■ EXERCISE DESCRIPTION
From the entries below, report how many lines contain the string "legend". Give only that number.

■ EXTRACTED RECORDS
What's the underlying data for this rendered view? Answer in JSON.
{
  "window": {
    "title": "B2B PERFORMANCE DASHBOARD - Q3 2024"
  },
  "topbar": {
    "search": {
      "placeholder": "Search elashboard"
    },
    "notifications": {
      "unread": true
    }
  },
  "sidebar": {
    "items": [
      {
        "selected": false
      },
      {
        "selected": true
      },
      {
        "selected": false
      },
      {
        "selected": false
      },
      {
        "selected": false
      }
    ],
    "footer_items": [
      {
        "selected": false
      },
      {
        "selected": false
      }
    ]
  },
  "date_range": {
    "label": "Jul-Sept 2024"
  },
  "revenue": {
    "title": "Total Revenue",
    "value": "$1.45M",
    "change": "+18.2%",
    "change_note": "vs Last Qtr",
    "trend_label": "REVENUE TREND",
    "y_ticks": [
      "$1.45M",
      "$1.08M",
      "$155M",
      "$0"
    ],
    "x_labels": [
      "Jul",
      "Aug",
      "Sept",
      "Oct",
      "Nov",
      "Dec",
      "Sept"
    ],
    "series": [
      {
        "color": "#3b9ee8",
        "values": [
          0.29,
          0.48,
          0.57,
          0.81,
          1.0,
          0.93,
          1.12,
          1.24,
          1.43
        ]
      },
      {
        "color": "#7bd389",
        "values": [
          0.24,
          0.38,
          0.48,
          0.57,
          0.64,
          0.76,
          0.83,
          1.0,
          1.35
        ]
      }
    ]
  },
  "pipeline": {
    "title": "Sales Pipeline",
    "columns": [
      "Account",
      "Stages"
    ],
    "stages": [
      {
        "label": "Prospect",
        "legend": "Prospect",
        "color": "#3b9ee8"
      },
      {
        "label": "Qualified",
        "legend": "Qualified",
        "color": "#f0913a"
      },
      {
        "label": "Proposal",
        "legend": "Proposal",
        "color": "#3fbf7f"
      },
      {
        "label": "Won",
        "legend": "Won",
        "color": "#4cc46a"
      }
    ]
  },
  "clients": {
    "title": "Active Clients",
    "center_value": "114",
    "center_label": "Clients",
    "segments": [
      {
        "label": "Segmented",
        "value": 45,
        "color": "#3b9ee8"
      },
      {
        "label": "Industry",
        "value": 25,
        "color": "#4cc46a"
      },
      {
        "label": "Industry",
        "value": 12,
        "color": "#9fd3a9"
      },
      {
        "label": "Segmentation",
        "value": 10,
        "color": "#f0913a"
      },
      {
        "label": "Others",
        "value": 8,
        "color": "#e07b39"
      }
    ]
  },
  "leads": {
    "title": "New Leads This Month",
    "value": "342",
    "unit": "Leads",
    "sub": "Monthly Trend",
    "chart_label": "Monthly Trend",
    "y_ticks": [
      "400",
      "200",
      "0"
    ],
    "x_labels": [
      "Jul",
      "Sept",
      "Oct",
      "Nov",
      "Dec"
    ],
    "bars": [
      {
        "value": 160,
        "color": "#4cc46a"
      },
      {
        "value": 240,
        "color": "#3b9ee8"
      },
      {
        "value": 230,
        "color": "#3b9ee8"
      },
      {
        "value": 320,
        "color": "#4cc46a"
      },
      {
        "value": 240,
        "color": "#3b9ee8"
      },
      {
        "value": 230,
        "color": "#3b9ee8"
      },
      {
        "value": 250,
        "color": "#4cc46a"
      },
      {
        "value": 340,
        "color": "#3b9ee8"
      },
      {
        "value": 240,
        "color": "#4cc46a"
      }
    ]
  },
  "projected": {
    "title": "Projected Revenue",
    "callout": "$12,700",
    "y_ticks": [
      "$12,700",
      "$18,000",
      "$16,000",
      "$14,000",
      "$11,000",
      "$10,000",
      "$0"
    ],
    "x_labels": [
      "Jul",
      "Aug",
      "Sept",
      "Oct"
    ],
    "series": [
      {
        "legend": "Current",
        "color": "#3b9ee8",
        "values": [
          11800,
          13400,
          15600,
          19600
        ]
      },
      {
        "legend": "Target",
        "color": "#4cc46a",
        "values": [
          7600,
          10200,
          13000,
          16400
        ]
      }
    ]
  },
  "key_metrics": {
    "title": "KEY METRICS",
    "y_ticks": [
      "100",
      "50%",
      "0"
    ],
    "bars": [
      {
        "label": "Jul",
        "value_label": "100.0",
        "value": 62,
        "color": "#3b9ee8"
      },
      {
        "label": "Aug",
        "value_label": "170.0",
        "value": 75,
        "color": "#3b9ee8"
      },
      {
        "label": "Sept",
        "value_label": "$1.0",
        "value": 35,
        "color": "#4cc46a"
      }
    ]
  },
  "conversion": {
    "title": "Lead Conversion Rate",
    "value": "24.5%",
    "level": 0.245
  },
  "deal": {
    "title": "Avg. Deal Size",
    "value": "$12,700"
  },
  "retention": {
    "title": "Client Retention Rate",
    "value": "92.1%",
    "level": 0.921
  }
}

■ EXPECTED OUTPUT
6